● Required tasks:
A. Can you reproduce the landscape architecture session transcript word for word, in full?
B. Can you quote the records from their first line through the line containing "settings-item-location[interactable]: 位置情報 xyxy=(48,802,648,866)", with both of those lines included?

━━━━━ Article ━━━━━

Scarlet McClure: So my favorite studio that I've done, it was called Repair, it was led by Jessica Stewart, and it was based at Westgate Park, which is the park with the pink salt lake, and like the name repair referenced the Australian Pavilion for the Venice Biennale in 2018, and the studios looked like kind of [inaudible 00:29:58], like repair or the generation meant for that park. But I think it was my favorite studio because I got to really experiment with how I collected and displayed information. So, I spent a lot of time at the park and I did video works, and even made sculptors and stuff, just to kind of test how these small interventions would do to actually affect movement on the site. And I had so much fun getting to just experiment with these different ways of collecting information.
But I also found that I uncovered a lot about the site, also about how I learn doing those things that... I don't know. I found it really effective, and it also helped me to kind of understand even some of the studios I'd done before that maybe weren't as successful. So it was good way of reflecting on my other studios and reflecting on how I like to learn.
Jock Gilbert: Thank you. That was just two short clips from, Will [Mullesen 00:31:18] and Scarlet [McClure 00:31:21], who are both current and previous students in our Bachelor or Landscape Architectural Design, just explaining a little bit about their experience in what we call design studio. So, thank you very much for joining us this morning. We very much look forward to the proposition of seeing you join us next year in the program, and I will now hand back for the last word to our student Albert and Louella. Thank you very much.
Albert: Thank you Jock. Thanks everyone for taking the time to come and learn about our globally recognized, and I think more importantly, as we've seen through these presentations, like really locally integrated, locally active and locally conscious set of programs. We're moving now to a discussion phase of the session, so feel free to ask some questions in the chat to myself and Louella, if it's about student stuff, or to Jock and Katrina, if it's about program-specific stuff, and I'm just going to hand over now to Alice to get us through some of those first questions that we've got in. So thanks for coming along.

━━━━━ Material for this task ━━━━━

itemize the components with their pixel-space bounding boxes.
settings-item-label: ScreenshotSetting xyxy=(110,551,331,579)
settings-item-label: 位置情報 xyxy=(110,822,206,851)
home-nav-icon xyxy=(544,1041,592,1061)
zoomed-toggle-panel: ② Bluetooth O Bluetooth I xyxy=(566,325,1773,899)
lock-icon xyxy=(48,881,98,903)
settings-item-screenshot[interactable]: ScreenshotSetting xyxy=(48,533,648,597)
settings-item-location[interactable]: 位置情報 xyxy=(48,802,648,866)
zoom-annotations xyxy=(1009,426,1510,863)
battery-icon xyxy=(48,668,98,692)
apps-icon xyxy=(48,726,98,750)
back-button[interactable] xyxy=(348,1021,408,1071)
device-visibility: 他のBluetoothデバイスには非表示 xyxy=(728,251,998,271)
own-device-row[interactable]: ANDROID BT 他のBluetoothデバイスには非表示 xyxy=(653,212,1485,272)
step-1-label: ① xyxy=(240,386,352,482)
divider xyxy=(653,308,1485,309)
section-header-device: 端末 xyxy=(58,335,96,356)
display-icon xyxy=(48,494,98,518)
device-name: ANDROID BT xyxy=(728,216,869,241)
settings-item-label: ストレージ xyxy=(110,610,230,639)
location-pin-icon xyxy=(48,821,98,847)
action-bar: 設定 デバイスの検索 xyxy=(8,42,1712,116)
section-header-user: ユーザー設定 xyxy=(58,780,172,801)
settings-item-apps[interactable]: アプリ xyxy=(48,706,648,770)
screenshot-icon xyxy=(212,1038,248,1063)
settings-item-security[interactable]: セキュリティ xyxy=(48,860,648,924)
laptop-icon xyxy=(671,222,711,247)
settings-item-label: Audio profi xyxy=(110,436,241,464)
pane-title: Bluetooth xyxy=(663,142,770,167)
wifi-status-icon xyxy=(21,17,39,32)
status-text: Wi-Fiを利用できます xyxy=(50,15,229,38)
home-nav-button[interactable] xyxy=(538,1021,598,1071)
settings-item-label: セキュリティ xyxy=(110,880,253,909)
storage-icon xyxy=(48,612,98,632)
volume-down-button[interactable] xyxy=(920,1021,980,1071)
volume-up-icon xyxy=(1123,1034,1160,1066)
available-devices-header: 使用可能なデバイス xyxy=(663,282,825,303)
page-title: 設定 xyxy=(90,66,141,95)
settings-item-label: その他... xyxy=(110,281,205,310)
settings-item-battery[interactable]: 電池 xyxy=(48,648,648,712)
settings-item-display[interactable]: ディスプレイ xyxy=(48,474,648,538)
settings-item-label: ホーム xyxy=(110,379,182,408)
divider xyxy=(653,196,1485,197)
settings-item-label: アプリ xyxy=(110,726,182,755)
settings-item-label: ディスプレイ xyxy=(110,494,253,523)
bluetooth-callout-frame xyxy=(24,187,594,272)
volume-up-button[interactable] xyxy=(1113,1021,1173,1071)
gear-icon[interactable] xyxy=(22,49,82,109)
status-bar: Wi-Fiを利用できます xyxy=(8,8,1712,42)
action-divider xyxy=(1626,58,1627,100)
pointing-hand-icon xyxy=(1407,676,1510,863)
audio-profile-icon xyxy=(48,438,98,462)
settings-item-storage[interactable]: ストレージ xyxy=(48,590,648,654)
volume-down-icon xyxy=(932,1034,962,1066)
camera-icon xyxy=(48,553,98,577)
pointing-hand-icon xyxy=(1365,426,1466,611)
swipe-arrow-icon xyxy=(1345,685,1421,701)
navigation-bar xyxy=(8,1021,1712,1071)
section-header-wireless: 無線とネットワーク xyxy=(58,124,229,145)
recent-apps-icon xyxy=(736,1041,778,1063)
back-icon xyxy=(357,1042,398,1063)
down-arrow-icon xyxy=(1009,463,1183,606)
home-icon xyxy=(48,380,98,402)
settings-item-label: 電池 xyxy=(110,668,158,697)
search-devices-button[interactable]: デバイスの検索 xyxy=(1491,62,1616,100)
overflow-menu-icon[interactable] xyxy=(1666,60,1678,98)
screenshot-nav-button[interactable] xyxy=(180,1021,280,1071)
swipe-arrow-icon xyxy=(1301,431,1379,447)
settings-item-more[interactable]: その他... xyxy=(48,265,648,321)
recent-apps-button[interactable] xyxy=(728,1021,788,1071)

━━━━━

● Expected answers:
A.
Scarlet McClure: So my favorite studio that I've done, it was called Repair, it was led by Jessica Stewart, and it was based at Westgate Park, which is the park with the pink salt lake, and like the name repair referenced the Australian Pavilion for the Venice Biennale in 2018, and the studios looked like kind of [inaudible 00:29:58], like repair or the generation meant for that park. But I think it was my favorite studio because I got to really experiment with how I collected and displayed information. So, I spent a lot of time at the park and I did video works, and even made sculptors and stuff, just to kind of test how these small interventions would do to actually affect movement on the site. And I had so much fun getting to just experiment with these different ways of collecting information.
But I also found that I uncovered a lot about the site, also about how I learn doing those things that... I don't know. I found it really effective, and it also helped me to kind of understand even some of the studios I'd done before that maybe weren't as successful. So it was good way of reflecting on my other studios and reflecting on how I like to learn.
Jock Gilbert: Thank you. That was just two short clips from, Will [Mullesen 00:31:18] and Scarlet [McClure 00:31:21], who are both current and previous students in our Bachelor or Landscape Architectural Design, just explaining a little bit about their experience in what we call design studio. So, thank you very much for joining us this morning. We very much look forward to the proposition of seeing you join us next year in the program, and I will now hand back for the last word to our student Albert and Louella. Thank you very much.
Albert: Thank you Jock. Thanks everyone for taking the time to come and learn about our globally recognized, and I think more importantly, as we've seen through these presentations, like really locally integrated, locally active and locally conscious set of programs. We're moving now to a discussion phase of the session, so feel free to ask some questions in the chat to myself and Louella, if it's about student stuff, or to Jock and Katrina, if it's about program-specific stuff, and I'm just going to hand over now to Alice to get us through some of those first questions that we've got in. So thanks for coming along.

B.
itemize the components with their pixel-space bounding boxes.
settings-item-label: ScreenshotSetting xyxy=(110,551,331,579)
settings-item-label: 位置情報 xyxy=(110,822,206,851)
home-nav-icon xyxy=(544,1041,592,1061)
zoomed-toggle-panel: ② Bluetooth O Bluetooth I xyxy=(566,325,1773,899)
lock-icon xyxy=(48,881,98,903)
settings-item-screenshot[interactable]: ScreenshotSetting xyxy=(48,533,648,597)
settings-item-location[interactable]: 位置情報 xyxy=(48,802,648,866)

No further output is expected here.